* Entries supplied *
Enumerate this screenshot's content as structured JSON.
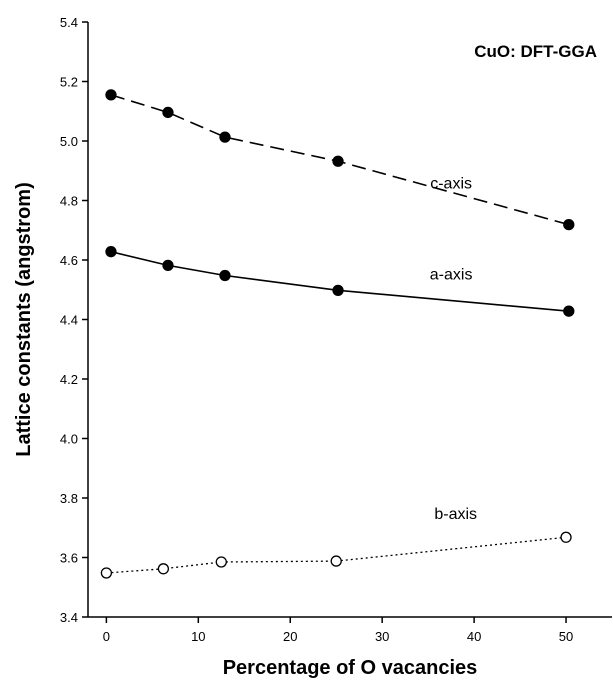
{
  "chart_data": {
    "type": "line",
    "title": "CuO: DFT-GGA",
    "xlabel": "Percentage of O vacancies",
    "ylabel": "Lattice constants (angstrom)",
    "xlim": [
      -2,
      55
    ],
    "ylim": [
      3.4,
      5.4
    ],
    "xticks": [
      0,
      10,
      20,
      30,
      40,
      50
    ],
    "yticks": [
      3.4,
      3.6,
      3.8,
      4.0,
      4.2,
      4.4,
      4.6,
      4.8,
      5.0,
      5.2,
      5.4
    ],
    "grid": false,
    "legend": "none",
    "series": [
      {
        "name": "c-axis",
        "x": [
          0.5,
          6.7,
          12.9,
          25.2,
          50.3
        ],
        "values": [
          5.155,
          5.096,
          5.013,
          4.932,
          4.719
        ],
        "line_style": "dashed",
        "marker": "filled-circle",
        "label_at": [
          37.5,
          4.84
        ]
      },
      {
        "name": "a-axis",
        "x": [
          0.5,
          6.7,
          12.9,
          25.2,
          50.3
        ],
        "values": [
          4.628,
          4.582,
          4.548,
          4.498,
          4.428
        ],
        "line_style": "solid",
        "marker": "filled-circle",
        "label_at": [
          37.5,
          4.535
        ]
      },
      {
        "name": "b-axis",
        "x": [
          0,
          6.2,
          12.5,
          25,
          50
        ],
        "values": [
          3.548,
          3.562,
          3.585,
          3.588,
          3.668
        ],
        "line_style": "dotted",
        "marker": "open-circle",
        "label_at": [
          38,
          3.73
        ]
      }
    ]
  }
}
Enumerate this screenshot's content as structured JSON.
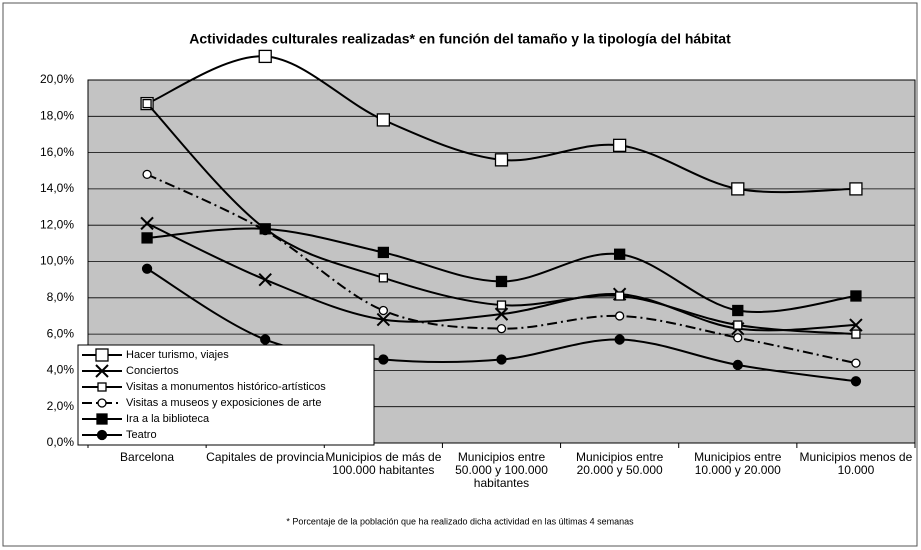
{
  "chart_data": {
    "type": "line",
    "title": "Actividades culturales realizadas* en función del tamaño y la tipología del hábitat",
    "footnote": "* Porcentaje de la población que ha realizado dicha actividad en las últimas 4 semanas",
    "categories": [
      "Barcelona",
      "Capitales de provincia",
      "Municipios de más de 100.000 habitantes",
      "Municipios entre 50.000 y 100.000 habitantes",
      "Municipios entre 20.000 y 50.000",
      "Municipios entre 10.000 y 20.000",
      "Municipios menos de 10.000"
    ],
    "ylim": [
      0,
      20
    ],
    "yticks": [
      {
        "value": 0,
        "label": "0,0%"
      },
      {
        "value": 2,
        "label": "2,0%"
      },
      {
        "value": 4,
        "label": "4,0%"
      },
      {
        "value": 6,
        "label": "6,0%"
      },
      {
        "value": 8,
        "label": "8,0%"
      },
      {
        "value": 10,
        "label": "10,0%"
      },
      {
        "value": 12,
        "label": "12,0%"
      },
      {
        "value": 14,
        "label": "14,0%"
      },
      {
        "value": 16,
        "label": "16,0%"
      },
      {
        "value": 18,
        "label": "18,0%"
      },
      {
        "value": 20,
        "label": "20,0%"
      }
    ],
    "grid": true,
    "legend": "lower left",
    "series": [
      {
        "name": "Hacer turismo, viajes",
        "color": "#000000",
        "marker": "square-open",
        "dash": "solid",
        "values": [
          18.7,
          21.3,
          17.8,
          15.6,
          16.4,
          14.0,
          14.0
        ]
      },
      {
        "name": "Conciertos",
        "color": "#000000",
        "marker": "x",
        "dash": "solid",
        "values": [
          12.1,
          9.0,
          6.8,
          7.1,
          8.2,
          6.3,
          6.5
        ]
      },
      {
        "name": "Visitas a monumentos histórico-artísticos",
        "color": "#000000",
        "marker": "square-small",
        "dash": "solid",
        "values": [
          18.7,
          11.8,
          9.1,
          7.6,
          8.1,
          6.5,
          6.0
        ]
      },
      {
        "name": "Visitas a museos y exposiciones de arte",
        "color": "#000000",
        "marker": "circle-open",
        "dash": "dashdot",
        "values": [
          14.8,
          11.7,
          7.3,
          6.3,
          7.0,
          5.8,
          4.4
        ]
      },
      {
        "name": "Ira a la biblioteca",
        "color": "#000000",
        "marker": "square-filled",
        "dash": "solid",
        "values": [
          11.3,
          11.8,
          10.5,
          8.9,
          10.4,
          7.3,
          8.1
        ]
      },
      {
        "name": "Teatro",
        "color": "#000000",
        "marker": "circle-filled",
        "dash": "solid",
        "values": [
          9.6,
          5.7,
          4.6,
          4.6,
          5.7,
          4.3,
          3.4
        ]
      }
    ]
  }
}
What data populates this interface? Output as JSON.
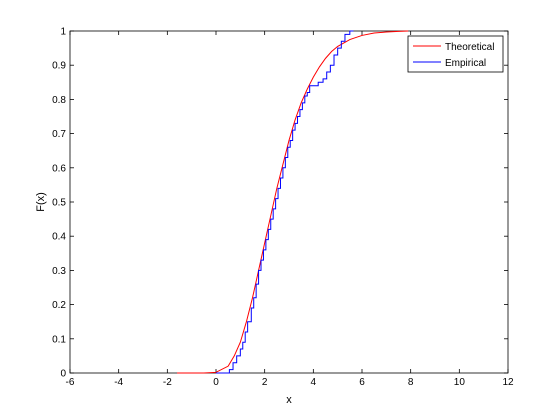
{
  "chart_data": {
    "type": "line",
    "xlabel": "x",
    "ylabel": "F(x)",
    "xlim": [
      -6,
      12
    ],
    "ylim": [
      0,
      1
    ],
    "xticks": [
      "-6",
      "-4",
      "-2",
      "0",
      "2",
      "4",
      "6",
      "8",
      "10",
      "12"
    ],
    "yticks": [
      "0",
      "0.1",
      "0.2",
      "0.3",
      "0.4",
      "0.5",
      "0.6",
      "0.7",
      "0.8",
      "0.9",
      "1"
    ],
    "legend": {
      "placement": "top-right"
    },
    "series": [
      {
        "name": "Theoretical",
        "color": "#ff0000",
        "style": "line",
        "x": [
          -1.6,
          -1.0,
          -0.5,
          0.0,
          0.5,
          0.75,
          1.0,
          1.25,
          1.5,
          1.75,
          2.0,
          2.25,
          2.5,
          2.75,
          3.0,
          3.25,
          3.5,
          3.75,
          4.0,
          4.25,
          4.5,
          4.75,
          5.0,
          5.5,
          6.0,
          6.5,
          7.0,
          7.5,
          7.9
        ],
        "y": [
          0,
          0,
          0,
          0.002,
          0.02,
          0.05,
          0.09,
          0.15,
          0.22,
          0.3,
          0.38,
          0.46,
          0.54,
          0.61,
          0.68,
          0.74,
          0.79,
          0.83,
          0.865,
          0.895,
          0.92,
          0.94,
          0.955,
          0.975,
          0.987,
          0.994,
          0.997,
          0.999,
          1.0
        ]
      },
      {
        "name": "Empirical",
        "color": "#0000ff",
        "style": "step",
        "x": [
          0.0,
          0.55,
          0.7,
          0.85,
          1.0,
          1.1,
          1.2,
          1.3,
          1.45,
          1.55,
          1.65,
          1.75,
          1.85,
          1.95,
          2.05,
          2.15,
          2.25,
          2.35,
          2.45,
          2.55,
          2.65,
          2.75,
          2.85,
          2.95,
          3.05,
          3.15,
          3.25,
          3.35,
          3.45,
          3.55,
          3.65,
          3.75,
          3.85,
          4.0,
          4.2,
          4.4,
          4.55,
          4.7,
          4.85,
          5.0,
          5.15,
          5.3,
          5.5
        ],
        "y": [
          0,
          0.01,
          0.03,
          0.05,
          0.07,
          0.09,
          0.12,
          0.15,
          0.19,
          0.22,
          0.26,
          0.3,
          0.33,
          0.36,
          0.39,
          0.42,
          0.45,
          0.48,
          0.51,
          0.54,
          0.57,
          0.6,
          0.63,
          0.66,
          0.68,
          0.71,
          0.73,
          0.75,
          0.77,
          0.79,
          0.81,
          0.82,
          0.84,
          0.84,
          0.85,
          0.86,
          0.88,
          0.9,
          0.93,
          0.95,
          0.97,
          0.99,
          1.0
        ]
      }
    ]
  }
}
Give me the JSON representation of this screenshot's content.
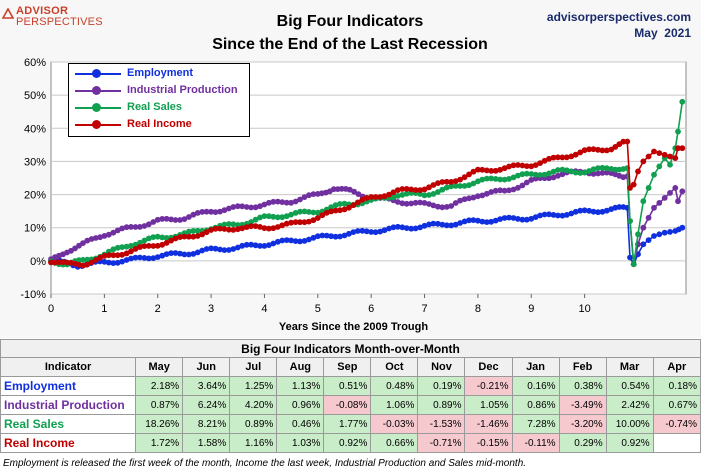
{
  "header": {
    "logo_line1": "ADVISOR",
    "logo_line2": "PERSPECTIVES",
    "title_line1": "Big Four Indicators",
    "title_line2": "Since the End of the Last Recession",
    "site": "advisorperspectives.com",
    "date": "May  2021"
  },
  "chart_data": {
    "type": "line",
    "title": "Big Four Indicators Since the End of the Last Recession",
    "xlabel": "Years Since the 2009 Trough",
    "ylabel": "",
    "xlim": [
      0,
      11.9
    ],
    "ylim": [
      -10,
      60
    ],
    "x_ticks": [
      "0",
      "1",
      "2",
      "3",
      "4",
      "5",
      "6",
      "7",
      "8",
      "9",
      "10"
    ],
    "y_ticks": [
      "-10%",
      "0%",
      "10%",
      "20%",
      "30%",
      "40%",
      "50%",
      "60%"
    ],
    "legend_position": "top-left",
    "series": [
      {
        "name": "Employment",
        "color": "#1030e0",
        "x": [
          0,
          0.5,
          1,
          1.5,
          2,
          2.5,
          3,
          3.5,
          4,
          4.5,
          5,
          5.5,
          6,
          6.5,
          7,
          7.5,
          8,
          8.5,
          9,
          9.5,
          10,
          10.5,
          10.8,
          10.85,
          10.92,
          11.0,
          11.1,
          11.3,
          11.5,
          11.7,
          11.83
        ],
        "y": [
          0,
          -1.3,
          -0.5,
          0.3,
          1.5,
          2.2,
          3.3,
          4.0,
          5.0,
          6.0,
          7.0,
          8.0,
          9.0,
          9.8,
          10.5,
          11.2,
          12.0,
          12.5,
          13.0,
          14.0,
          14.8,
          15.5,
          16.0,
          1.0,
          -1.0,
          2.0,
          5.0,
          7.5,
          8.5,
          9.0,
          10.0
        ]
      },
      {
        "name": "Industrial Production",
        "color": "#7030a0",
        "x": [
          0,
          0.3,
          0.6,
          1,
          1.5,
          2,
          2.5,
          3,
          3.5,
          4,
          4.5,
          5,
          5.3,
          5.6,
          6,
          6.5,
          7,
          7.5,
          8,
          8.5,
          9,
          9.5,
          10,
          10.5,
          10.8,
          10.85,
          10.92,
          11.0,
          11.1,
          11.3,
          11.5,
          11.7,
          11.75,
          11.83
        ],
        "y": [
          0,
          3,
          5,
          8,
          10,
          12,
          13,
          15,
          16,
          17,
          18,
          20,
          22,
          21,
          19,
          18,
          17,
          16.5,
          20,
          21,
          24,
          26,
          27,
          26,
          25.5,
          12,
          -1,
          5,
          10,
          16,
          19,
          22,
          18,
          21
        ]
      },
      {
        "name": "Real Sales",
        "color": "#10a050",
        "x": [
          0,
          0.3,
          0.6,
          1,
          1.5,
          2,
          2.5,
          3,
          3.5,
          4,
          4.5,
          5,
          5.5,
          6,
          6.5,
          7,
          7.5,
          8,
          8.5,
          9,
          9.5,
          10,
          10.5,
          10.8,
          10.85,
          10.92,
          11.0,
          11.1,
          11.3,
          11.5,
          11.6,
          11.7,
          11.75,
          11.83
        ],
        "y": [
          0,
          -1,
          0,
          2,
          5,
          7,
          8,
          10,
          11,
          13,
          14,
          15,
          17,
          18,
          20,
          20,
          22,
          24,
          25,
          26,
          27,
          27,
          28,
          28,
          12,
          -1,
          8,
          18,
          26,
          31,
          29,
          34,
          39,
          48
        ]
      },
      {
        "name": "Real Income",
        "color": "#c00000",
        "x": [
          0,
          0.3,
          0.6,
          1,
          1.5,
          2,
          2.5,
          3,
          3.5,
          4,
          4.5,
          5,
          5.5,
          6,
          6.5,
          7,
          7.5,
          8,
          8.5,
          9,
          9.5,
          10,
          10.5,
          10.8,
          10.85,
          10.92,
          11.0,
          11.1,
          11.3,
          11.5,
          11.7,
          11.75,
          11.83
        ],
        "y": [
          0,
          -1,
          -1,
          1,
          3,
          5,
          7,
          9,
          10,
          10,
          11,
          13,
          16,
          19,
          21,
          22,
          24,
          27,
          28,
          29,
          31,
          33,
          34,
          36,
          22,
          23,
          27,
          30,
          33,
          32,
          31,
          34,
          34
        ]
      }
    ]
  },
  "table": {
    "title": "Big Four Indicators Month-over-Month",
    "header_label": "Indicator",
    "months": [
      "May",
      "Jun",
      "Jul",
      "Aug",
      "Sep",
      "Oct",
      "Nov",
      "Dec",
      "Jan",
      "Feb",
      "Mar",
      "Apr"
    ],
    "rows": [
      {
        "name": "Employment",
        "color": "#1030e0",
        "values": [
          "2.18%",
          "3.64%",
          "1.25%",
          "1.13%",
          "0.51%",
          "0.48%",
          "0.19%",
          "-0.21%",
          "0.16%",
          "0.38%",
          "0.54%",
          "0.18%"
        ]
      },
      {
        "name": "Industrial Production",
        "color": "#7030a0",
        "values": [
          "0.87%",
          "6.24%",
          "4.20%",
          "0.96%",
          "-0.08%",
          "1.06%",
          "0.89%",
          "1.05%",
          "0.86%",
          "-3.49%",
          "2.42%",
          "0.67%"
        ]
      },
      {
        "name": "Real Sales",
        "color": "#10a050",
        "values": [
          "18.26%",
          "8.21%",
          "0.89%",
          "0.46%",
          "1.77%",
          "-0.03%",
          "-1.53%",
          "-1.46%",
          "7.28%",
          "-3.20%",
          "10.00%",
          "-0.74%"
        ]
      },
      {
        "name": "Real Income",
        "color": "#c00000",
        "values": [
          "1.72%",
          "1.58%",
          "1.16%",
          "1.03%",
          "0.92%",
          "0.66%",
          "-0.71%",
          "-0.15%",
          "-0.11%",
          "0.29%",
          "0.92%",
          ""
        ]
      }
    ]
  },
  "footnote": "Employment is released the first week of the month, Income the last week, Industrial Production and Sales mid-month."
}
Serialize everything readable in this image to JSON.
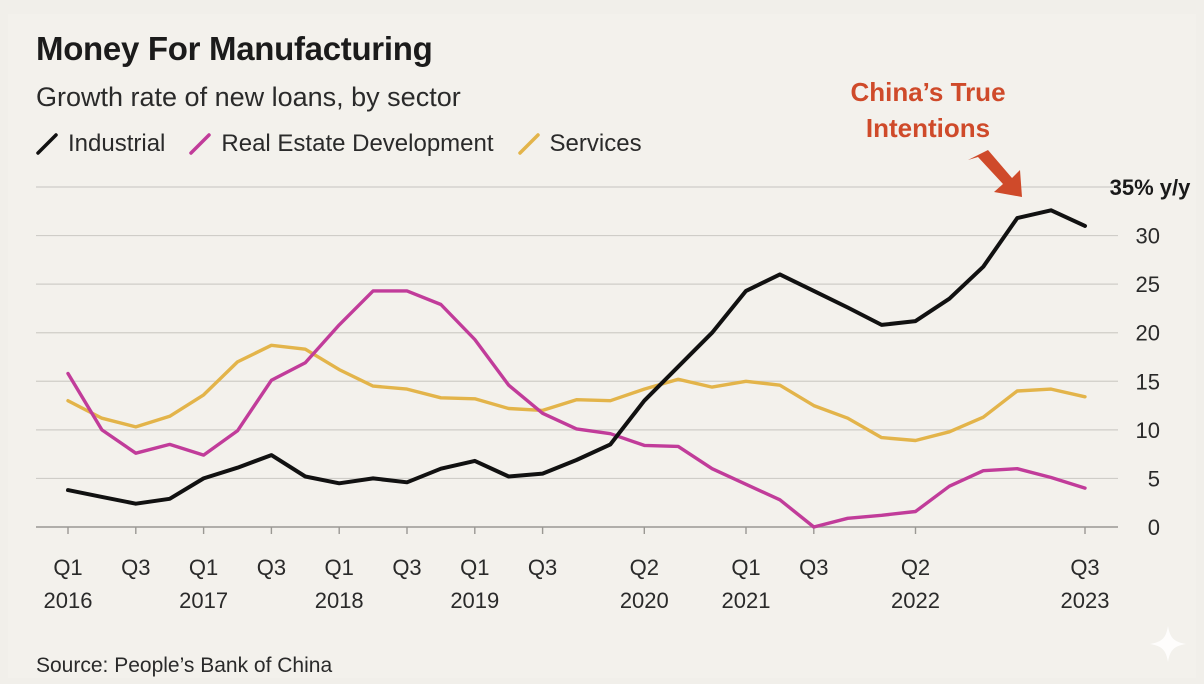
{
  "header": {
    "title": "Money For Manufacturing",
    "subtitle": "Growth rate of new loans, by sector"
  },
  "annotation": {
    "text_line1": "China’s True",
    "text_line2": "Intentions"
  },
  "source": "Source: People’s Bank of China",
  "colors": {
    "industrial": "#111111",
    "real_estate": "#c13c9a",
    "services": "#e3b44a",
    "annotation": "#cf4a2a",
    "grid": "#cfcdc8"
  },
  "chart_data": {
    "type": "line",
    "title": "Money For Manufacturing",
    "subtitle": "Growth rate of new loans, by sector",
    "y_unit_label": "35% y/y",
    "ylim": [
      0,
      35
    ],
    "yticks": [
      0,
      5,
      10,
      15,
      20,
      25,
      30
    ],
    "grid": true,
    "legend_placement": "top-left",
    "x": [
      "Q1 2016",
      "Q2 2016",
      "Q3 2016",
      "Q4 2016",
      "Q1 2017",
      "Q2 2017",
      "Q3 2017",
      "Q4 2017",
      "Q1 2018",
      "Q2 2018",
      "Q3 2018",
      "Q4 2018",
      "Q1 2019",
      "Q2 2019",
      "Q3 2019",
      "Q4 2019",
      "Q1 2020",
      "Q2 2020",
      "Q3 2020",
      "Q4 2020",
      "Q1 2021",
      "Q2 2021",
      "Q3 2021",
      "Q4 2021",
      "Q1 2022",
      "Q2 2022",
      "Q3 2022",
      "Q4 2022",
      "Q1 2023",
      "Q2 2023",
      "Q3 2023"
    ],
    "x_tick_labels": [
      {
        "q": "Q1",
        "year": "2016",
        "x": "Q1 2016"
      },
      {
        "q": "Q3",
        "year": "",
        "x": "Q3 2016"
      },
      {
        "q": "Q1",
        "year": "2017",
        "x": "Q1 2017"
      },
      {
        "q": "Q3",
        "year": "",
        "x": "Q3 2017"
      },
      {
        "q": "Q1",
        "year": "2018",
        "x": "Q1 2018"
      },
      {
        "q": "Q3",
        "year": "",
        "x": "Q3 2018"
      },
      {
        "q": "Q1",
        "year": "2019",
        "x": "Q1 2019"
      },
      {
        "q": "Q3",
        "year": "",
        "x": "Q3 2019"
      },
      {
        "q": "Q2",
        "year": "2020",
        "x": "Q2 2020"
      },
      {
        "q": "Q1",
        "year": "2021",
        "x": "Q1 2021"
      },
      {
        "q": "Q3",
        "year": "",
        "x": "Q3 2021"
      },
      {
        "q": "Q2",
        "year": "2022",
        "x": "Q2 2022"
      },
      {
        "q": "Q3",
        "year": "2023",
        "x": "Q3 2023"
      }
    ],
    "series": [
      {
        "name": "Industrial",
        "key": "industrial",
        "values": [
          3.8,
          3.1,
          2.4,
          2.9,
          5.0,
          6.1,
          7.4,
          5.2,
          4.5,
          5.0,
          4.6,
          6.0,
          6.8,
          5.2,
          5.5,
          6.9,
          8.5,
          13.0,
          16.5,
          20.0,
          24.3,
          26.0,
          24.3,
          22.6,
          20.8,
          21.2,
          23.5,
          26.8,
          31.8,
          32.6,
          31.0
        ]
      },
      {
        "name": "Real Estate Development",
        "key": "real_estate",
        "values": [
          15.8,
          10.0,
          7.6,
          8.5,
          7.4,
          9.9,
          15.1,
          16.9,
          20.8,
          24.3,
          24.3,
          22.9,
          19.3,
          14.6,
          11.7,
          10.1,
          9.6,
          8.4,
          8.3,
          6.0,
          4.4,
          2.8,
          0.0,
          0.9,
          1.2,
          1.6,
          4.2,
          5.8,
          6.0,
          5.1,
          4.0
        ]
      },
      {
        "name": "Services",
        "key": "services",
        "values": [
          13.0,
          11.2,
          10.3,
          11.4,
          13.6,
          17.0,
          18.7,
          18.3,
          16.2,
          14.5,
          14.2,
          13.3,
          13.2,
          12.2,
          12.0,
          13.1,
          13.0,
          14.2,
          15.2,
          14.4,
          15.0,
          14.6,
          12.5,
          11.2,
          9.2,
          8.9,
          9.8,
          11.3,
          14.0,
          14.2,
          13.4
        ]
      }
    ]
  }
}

* Exercise brief *
Only the number is wanted: how many lines of the material contain the word "marker"?

* Answer to the exercise *
9